**Goal of the exercise:**
Copy each line below that includes "Monday".

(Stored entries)

* * * * *

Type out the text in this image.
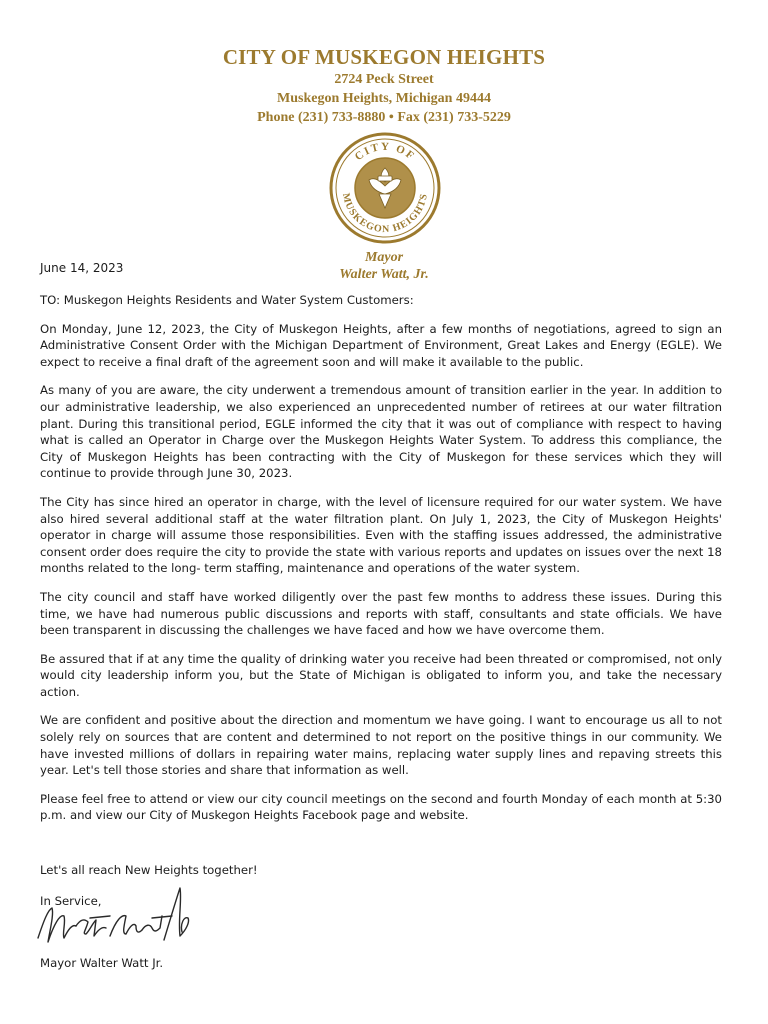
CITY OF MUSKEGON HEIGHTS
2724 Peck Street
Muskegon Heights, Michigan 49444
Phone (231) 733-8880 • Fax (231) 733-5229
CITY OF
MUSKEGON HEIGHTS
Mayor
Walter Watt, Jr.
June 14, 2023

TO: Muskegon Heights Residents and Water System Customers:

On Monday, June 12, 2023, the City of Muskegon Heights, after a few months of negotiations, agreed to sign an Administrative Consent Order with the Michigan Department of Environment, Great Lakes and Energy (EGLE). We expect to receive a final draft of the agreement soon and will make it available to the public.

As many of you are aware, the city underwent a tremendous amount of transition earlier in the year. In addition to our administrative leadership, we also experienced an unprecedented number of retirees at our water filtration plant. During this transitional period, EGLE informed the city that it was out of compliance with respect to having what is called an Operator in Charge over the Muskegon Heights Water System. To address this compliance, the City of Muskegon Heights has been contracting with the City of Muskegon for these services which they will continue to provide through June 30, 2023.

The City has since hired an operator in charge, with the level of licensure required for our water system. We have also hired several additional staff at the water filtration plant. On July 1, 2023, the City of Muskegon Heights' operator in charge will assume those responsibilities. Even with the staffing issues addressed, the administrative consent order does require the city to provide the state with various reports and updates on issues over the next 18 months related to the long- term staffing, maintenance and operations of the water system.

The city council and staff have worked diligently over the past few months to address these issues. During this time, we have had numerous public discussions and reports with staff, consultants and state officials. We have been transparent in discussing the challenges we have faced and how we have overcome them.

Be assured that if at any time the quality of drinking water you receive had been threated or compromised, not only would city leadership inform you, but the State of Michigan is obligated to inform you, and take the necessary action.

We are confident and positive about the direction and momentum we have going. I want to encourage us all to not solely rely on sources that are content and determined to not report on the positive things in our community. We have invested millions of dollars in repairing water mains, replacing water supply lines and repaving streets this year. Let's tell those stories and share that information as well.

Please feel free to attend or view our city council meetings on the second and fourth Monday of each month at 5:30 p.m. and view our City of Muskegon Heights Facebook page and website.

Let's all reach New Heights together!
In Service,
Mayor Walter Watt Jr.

* * * * *

**Solution for this exercise:**
On Monday, June 12, 2023, the City of Muskegon Heights, after a few months of negotiations, agreed to sign an Administrative Consent Order with the Michigan Department of Environment, Great Lakes and Energy (EGLE). We expect to receive a final draft of the agreement soon and will make it available to the public.
Please feel free to attend or view our city council meetings on the second and fourth Monday of each month at 5:30 p.m. and view our City of Muskegon Heights Facebook page and website.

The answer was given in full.